§ TASK DIRECTIONS
Render every entry exactly as it appears.
■ ■ ■ ■ ■ ■ ■
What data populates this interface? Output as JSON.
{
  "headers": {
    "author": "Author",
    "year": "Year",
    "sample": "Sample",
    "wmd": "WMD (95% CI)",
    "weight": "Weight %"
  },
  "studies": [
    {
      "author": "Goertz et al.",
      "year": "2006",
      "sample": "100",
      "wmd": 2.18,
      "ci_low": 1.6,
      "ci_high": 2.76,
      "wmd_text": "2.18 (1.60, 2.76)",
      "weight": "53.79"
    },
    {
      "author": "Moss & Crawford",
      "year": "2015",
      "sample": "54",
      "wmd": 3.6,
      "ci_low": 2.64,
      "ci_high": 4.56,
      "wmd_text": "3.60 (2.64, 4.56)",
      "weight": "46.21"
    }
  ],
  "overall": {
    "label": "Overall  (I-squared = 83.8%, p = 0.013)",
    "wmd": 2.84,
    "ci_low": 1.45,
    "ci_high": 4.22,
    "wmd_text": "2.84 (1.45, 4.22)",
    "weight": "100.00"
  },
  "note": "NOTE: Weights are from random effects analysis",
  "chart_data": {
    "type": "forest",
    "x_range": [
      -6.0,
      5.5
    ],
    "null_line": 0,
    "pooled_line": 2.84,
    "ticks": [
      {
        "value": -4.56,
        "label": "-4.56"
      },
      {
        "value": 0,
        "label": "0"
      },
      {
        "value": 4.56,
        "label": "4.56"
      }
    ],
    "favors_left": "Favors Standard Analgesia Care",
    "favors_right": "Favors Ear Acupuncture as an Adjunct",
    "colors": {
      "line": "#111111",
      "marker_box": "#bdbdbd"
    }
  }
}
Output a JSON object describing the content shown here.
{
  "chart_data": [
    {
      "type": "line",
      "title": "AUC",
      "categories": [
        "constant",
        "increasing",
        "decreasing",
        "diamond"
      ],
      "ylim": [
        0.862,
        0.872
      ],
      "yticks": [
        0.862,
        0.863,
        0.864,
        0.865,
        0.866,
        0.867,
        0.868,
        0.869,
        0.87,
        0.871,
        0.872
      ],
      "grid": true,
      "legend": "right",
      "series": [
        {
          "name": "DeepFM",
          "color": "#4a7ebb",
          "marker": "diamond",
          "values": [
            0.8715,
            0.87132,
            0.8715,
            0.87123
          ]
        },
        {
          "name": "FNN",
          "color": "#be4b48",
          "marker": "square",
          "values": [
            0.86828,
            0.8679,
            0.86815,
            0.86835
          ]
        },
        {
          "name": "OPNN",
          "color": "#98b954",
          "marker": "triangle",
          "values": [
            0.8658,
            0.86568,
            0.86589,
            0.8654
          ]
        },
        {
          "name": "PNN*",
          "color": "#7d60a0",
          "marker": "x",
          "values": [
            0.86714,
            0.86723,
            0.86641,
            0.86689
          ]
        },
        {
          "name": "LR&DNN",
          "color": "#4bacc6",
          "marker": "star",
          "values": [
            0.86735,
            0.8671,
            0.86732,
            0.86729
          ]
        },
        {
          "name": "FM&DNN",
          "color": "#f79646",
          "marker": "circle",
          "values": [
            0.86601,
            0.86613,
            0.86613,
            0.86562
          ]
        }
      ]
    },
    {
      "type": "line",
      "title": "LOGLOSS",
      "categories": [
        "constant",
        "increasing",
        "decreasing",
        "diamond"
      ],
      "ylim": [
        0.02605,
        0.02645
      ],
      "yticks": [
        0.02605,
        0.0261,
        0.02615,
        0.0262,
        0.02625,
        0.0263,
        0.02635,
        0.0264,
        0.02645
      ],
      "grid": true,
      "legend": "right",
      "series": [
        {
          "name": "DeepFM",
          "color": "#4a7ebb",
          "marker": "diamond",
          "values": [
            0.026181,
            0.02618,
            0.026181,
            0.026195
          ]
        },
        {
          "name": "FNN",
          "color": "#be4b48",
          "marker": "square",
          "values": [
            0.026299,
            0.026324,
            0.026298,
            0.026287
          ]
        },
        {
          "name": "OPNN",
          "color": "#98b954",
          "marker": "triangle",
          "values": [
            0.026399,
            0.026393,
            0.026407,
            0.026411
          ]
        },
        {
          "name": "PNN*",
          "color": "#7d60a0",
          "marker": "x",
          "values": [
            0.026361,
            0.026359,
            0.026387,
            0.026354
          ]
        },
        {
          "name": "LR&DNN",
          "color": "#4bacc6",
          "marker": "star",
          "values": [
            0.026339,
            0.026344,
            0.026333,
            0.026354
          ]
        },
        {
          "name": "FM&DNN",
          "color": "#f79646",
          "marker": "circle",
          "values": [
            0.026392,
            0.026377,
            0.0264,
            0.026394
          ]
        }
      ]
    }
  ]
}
■ ■ ■ ■ ■ ■ ■
§ COMPLETE ANSWER
What data populates this interface? Output as JSON.
{
  "headers": {
    "author": "Author",
    "year": "Year",
    "sample": "Sample",
    "wmd": "WMD (95% CI)",
    "weight": "Weight %"
  },
  "studies": [
    {
      "author": "Goertz et al.",
      "year": "2006",
      "sample": "100",
      "wmd": 2.18,
      "ci_low": 1.6,
      "ci_high": 2.76,
      "wmd_text": "2.18 (1.60, 2.76)",
      "weight": "53.79"
    },
    {
      "author": "Moss & Crawford",
      "year": "2015",
      "sample": "54",
      "wmd": 3.6,
      "ci_low": 2.64,
      "ci_high": 4.56,
      "wmd_text": "3.60 (2.64, 4.56)",
      "weight": "46.21"
    }
  ],
  "overall": {
    "label": "Overall  (I-squared = 83.8%, p = 0.013)",
    "wmd": 2.84,
    "ci_low": 1.45,
    "ci_high": 4.22,
    "wmd_text": "2.84 (1.45, 4.22)",
    "weight": "100.00"
  },
  "note": "NOTE: Weights are from random effects analysis",
  "chart_data": {
    "type": "forest",
    "x_range": [
      -6.0,
      5.5
    ],
    "null_line": 0,
    "pooled_line": 2.84,
    "ticks": [
      {
        "value": -4.56,
        "label": "-4.56"
      },
      {
        "value": 0,
        "label": "0"
      },
      {
        "value": 4.56,
        "label": "4.56"
      }
    ],
    "favors_left": "Favors Standard Analgesia Care",
    "favors_right": "Favors Ear Acupuncture as an Adjunct",
    "colors": {
      "line": "#111111",
      "marker_box": "#bdbdbd"
    }
  }
}
Output a JSON object describing the content shown here.
{
  "chart_data": [
    {
      "type": "line",
      "title": "AUC",
      "categories": [
        "constant",
        "increasing",
        "decreasing",
        "diamond"
      ],
      "ylim": [
        0.862,
        0.872
      ],
      "yticks": [
        0.862,
        0.863,
        0.864,
        0.865,
        0.866,
        0.867,
        0.868,
        0.869,
        0.87,
        0.871,
        0.872
      ],
      "grid": true,
      "legend": "right",
      "series": [
        {
          "name": "DeepFM",
          "color": "#4a7ebb",
          "marker": "diamond",
          "values": [
            0.8715,
            0.87132,
            0.8715,
            0.87123
          ]
        },
        {
          "name": "FNN",
          "color": "#be4b48",
          "marker": "square",
          "values": [
            0.86828,
            0.8679,
            0.86815,
            0.86835
          ]
        },
        {
          "name": "OPNN",
          "color": "#98b954",
          "marker": "triangle",
          "values": [
            0.8658,
            0.86568,
            0.86589,
            0.8654
          ]
        },
        {
          "name": "PNN*",
          "color": "#7d60a0",
          "marker": "x",
          "values": [
            0.86714,
            0.86723,
            0.86641,
            0.86689
          ]
        },
        {
          "name": "LR&DNN",
          "color": "#4bacc6",
          "marker": "star",
          "values": [
            0.86735,
            0.8671,
            0.86732,
            0.86729
          ]
        },
        {
          "name": "FM&DNN",
          "color": "#f79646",
          "marker": "circle",
          "values": [
            0.86601,
            0.86613,
            0.86613,
            0.86562
          ]
        }
      ]
    },
    {
      "type": "line",
      "title": "LOGLOSS",
      "categories": [
        "constant",
        "increasing",
        "decreasing",
        "diamond"
      ],
      "ylim": [
        0.02605,
        0.02645
      ],
      "yticks": [
        0.02605,
        0.0261,
        0.02615,
        0.0262,
        0.02625,
        0.0263,
        0.02635,
        0.0264,
        0.02645
      ],
      "grid": true,
      "legend": "right",
      "series": [
        {
          "name": "DeepFM",
          "color": "#4a7ebb",
          "marker": "diamond",
          "values": [
            0.026181,
            0.02618,
            0.026181,
            0.026195
          ]
        },
        {
          "name": "FNN",
          "color": "#be4b48",
          "marker": "square",
          "values": [
            0.026299,
            0.026324,
            0.026298,
            0.026287
          ]
        },
        {
          "name": "OPNN",
          "color": "#98b954",
          "marker": "triangle",
          "values": [
            0.026399,
            0.026393,
            0.026407,
            0.026411
          ]
        },
        {
          "name": "PNN*",
          "color": "#7d60a0",
          "marker": "x",
          "values": [
            0.026361,
            0.026359,
            0.026387,
            0.026354
          ]
        },
        {
          "name": "LR&DNN",
          "color": "#4bacc6",
          "marker": "star",
          "values": [
            0.026339,
            0.026344,
            0.026333,
            0.026354
          ]
        },
        {
          "name": "FM&DNN",
          "color": "#f79646",
          "marker": "circle",
          "values": [
            0.026392,
            0.026377,
            0.0264,
            0.026394
          ]
        }
      ]
    }
  ]
}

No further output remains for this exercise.